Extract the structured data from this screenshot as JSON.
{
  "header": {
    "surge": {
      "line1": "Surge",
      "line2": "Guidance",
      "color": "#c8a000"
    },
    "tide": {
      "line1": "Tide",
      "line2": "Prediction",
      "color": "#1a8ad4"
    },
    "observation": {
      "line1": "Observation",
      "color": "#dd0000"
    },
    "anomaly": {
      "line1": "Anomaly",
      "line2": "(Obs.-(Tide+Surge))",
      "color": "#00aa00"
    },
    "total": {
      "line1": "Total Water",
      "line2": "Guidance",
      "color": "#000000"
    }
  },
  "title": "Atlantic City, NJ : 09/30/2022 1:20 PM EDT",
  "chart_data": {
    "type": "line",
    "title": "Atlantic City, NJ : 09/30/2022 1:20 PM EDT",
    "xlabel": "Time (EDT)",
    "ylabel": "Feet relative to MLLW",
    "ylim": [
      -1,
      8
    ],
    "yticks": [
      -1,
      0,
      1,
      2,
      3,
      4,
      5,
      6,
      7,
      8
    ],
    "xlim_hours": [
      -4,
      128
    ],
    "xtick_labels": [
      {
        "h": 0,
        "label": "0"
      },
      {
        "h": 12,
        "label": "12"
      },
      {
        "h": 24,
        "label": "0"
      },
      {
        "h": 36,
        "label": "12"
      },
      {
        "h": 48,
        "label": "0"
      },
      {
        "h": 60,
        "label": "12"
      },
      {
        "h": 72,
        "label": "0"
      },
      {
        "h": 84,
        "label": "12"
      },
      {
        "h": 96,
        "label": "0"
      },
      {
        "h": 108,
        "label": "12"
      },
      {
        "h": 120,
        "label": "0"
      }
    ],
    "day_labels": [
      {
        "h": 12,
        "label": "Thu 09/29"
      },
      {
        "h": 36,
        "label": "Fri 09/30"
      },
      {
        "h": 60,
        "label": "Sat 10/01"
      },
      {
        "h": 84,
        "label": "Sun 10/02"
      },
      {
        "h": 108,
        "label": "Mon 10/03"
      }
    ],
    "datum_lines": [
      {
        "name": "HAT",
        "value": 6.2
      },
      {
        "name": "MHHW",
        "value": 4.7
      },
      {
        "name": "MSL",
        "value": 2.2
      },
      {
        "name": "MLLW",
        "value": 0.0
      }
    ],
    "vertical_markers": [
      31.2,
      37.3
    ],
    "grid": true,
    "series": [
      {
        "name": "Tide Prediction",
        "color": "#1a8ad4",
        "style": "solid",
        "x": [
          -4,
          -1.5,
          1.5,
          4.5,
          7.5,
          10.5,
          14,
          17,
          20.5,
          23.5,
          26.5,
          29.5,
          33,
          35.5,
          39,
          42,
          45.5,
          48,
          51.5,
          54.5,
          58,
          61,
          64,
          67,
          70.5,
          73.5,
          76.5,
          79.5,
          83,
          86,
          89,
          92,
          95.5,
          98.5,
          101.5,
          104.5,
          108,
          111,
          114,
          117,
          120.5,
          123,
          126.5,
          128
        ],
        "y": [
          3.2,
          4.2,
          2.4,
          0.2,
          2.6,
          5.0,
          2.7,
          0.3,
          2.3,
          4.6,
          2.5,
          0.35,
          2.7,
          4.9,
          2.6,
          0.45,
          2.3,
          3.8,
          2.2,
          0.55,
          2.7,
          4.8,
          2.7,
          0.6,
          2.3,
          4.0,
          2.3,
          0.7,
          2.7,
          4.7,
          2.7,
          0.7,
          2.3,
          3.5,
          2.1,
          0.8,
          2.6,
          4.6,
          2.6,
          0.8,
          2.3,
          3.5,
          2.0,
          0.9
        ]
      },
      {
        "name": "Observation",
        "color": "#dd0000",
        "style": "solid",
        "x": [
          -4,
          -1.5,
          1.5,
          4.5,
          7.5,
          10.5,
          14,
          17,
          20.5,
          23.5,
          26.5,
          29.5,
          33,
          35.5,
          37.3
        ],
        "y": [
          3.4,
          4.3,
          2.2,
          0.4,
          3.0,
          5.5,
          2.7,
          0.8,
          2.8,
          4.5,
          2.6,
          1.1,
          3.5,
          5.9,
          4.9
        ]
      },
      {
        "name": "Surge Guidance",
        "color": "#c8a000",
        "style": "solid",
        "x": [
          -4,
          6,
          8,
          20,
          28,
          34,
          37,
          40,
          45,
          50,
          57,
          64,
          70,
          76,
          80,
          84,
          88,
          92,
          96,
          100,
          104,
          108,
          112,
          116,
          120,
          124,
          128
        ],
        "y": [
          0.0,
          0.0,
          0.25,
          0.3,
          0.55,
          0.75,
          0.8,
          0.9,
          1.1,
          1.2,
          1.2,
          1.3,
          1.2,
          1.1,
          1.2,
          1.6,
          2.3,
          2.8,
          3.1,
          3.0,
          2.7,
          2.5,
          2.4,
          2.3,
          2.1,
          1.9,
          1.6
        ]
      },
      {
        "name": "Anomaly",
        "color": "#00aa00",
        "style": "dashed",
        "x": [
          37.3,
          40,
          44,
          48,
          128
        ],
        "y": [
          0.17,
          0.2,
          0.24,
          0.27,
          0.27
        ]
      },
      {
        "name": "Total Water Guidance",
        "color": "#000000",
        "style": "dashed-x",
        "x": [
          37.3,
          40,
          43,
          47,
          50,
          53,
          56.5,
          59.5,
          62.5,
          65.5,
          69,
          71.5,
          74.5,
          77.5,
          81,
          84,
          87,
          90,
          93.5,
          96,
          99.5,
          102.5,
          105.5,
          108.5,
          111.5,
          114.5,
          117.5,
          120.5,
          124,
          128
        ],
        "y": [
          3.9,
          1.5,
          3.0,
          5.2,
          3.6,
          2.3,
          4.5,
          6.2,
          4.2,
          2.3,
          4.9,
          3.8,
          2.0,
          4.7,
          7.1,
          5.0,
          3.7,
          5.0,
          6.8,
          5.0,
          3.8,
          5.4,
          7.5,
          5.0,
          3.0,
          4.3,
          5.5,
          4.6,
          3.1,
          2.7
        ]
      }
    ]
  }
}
********
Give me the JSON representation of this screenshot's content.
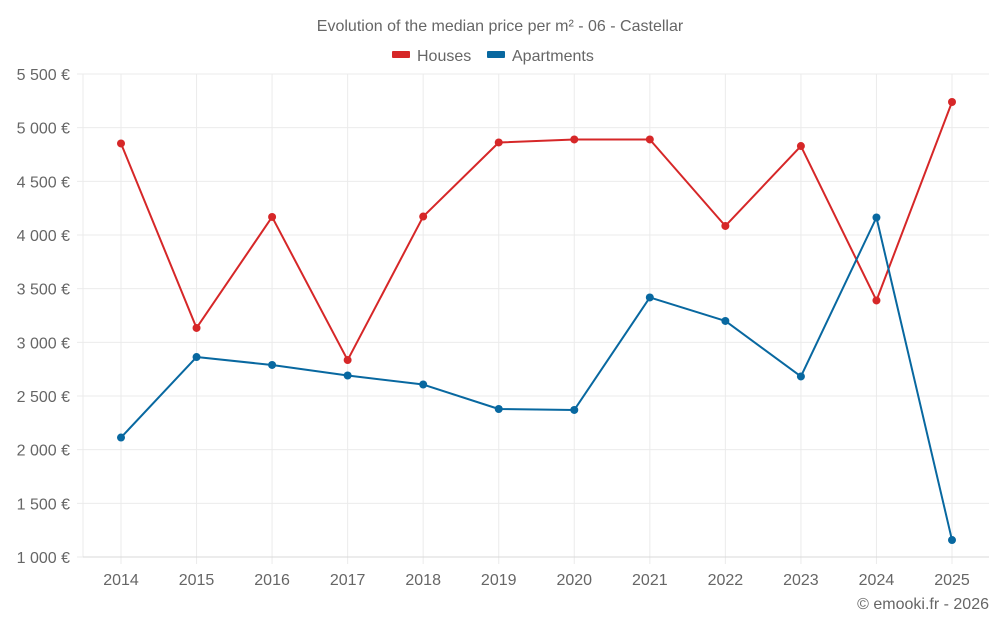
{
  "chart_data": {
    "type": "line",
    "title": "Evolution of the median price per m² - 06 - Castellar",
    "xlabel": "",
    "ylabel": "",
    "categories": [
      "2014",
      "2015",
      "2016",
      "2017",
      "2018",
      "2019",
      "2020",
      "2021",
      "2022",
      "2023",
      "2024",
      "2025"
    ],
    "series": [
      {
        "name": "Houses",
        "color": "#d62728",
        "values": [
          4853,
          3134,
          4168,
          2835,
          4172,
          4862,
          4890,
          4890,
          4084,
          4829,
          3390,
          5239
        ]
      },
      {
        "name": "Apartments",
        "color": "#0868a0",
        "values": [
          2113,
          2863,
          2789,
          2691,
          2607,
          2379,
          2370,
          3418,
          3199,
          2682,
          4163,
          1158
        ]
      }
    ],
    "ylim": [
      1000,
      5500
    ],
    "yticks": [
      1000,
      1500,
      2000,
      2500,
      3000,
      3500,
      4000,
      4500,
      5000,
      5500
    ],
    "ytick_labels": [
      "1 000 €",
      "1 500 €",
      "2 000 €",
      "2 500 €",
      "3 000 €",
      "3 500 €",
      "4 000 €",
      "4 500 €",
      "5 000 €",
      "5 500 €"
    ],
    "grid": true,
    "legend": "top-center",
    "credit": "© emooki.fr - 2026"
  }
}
********
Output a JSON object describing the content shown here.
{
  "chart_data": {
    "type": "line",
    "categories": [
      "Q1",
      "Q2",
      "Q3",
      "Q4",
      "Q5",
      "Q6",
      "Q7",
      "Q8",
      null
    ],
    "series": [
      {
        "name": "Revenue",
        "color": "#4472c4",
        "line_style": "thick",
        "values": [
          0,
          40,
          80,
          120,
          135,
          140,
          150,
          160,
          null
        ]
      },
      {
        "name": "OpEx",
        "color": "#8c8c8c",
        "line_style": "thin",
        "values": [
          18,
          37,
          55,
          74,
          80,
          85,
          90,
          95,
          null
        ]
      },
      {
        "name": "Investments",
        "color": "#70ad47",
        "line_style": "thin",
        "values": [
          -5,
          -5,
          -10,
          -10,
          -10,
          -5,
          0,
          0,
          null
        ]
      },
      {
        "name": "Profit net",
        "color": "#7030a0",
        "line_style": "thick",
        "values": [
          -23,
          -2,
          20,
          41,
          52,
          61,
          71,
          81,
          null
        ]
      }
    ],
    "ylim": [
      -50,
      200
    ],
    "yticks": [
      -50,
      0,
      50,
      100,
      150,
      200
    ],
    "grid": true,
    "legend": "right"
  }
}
********
Every line that holds the string "Atlantic" should be returned.

  "title": "Atlantic City, NJ : 09/30/2022 1:20 PM EDT",
    "title": "Atlantic City, NJ : 09/30/2022 1:20 PM EDT",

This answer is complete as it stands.